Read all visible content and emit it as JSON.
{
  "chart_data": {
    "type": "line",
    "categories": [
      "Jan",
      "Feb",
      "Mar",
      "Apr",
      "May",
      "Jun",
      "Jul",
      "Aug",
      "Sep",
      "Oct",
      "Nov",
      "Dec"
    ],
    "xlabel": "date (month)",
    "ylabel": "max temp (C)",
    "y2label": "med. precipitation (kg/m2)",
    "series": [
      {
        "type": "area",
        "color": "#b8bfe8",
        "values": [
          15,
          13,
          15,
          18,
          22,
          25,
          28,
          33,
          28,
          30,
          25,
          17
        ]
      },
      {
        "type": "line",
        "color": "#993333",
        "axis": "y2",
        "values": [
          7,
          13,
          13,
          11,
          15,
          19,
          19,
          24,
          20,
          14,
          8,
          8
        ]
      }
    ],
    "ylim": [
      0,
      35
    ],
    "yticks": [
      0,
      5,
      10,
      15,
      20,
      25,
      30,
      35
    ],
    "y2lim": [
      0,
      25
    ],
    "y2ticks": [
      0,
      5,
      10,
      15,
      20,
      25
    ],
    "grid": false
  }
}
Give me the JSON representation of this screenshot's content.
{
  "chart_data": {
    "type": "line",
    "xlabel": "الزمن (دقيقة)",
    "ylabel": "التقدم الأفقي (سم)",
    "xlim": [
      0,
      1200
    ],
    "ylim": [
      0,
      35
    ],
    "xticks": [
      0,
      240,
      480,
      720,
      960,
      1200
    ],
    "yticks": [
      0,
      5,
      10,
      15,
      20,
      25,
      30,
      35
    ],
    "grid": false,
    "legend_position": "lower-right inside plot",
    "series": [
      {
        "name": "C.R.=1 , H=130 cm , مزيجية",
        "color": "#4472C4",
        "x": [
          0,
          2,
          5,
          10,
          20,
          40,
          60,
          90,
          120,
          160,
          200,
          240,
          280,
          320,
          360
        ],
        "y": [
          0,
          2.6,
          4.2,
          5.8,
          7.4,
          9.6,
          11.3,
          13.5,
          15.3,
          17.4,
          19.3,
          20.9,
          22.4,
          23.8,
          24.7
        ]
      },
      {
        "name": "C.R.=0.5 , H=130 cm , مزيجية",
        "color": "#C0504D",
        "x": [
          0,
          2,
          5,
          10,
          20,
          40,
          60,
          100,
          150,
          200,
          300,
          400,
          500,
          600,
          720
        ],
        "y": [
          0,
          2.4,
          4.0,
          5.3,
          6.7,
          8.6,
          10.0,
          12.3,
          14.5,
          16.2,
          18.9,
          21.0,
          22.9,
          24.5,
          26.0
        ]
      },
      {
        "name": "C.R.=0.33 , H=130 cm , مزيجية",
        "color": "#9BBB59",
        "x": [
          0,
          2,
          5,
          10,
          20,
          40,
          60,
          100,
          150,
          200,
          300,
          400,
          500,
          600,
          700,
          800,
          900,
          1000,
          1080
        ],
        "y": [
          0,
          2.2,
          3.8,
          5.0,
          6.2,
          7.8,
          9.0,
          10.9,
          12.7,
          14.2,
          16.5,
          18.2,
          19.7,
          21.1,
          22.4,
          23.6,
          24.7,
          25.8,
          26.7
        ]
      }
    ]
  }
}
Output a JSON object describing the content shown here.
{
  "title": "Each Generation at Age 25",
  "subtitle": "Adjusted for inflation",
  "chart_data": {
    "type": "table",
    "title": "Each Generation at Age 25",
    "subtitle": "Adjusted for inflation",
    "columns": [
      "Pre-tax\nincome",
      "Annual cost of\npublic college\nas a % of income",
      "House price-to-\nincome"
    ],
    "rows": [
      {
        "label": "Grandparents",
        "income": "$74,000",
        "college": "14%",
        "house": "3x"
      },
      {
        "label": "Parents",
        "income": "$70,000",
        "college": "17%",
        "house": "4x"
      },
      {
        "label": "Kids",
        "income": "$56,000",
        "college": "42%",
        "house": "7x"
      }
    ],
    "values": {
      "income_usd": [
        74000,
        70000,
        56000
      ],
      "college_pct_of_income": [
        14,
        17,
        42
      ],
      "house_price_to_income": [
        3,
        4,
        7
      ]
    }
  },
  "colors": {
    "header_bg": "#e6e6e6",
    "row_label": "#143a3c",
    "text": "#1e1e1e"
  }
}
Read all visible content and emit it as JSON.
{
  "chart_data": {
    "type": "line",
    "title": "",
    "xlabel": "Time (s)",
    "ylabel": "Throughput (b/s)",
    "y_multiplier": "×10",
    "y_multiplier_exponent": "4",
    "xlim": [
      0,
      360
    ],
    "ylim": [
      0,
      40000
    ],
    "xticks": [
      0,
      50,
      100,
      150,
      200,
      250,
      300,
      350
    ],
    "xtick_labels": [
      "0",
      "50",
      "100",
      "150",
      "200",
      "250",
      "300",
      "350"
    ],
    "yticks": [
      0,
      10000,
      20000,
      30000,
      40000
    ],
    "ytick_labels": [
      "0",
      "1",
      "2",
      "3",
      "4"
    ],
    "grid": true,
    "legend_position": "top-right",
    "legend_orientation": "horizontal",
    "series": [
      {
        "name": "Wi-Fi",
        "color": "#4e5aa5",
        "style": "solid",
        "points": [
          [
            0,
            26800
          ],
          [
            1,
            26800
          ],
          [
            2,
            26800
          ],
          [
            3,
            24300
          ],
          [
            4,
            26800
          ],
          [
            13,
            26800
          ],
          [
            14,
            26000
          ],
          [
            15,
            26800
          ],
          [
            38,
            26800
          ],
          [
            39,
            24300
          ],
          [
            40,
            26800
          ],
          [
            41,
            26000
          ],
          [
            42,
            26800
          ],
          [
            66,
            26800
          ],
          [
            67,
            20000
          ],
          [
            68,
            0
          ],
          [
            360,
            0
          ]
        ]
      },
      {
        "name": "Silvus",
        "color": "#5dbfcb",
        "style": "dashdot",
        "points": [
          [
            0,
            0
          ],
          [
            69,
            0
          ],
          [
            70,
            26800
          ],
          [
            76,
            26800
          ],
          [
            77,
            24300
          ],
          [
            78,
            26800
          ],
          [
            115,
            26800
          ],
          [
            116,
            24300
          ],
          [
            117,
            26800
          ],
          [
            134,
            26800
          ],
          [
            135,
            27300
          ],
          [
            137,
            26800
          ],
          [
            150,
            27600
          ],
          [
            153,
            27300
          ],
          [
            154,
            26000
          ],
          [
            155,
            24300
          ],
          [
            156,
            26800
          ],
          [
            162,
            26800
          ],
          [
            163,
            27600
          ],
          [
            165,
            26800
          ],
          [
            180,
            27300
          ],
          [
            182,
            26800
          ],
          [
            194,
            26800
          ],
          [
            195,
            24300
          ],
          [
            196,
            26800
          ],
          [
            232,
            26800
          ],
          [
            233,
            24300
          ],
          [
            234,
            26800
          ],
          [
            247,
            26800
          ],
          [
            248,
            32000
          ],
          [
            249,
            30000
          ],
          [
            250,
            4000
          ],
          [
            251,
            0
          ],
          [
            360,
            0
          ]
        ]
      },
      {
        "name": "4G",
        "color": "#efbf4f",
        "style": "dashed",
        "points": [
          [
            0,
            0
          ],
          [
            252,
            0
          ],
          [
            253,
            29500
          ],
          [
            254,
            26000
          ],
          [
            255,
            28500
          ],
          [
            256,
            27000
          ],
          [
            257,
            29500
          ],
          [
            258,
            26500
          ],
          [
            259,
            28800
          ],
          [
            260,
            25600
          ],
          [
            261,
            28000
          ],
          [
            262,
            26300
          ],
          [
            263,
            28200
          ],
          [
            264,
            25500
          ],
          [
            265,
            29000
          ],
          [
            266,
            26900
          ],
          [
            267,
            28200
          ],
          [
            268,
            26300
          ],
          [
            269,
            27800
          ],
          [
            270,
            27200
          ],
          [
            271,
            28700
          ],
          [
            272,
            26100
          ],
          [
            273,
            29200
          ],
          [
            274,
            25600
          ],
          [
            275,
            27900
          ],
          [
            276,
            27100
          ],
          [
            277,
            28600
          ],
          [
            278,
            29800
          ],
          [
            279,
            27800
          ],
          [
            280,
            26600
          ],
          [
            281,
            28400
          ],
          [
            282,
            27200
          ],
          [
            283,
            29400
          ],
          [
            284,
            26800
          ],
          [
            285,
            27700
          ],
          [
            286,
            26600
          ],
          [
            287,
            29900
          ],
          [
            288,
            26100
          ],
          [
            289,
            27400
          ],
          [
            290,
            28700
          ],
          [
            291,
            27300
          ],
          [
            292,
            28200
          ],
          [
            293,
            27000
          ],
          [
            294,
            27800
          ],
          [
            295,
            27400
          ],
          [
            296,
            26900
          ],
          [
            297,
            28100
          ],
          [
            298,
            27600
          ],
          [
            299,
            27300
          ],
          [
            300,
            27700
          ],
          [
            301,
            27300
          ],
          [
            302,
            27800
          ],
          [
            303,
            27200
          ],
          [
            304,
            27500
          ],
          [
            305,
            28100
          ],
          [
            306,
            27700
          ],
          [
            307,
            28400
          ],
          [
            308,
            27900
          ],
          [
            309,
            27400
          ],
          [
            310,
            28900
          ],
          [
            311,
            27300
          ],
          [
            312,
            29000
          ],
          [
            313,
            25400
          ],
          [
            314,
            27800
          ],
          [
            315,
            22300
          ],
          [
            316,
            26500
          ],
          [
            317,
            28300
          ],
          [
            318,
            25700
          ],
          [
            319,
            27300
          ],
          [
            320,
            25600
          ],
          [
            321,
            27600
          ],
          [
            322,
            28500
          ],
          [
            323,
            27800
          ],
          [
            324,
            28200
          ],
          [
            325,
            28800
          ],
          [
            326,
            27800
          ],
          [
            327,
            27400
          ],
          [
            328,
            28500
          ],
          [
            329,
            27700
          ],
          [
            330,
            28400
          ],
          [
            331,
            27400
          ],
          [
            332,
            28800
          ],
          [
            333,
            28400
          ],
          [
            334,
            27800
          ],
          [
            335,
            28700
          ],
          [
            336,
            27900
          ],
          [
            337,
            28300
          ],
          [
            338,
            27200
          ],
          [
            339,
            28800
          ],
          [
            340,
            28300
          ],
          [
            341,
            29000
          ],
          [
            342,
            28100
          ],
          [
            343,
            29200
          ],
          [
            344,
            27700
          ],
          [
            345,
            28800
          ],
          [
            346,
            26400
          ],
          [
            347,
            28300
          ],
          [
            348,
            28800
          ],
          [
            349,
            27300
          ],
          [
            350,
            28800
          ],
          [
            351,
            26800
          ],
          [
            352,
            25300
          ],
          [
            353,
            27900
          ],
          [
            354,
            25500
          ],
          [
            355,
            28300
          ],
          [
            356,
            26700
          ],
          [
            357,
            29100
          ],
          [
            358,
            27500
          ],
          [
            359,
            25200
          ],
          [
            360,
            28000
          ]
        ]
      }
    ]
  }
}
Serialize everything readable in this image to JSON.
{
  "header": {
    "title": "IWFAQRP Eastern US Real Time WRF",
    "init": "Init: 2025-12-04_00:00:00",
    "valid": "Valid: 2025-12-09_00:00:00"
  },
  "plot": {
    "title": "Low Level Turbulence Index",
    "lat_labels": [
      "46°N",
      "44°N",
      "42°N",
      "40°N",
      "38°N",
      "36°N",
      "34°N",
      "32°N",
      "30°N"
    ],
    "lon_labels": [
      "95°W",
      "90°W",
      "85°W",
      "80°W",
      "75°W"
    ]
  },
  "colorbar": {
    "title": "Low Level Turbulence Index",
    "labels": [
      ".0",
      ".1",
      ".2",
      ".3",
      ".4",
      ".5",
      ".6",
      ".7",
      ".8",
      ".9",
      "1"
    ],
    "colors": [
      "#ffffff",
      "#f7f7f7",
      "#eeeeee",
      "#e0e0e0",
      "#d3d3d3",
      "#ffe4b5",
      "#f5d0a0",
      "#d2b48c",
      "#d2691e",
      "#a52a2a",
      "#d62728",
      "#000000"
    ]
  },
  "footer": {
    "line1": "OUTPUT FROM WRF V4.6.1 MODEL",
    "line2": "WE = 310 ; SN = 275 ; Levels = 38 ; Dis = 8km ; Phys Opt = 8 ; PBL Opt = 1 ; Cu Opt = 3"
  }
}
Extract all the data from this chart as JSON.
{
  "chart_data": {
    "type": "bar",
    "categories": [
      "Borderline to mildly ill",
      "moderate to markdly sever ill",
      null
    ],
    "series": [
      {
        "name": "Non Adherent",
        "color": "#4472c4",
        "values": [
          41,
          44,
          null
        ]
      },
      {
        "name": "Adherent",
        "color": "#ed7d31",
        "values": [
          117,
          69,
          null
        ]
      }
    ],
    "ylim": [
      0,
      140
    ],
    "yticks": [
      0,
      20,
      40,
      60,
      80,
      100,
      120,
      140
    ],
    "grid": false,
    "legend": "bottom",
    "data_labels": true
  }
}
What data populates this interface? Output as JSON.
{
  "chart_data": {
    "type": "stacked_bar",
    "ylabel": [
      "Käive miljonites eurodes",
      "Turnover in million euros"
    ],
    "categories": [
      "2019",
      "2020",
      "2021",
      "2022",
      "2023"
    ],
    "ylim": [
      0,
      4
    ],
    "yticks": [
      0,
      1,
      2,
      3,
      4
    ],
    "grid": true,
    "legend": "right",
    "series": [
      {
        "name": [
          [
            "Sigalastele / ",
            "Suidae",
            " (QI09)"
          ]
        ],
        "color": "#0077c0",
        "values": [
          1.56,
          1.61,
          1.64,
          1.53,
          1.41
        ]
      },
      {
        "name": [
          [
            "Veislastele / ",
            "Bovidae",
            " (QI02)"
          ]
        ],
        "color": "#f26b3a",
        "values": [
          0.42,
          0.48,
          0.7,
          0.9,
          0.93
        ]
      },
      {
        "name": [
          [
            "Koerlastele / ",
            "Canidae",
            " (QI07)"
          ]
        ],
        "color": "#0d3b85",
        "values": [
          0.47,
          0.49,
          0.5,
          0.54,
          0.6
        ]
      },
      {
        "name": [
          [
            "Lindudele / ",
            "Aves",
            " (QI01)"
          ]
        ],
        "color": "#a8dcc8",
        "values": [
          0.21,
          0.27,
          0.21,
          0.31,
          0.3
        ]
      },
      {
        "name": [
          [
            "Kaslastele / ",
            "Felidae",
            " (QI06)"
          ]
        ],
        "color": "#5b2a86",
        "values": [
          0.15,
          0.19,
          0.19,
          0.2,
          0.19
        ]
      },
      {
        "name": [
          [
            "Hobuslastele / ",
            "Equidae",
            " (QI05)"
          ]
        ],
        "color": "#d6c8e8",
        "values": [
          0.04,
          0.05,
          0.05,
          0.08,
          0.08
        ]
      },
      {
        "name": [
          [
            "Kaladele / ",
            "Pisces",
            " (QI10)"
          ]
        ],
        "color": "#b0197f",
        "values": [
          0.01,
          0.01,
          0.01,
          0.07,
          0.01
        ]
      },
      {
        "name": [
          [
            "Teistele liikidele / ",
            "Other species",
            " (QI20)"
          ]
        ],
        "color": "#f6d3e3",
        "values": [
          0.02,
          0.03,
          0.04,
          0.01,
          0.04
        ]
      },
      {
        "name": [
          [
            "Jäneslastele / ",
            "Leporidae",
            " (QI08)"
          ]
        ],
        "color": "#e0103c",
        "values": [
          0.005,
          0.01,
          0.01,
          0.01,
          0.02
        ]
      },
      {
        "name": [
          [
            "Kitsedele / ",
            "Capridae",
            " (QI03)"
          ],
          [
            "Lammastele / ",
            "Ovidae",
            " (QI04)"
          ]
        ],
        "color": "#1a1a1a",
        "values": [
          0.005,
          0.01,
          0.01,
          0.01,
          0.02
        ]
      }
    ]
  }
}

=== Task prompt ===
Scan the listing above and identify each line holding the string "style"; copy every such line.

=== Output of the exercise ===
        "style": "solid",
        "style": "dashdot",
        "style": "dashed",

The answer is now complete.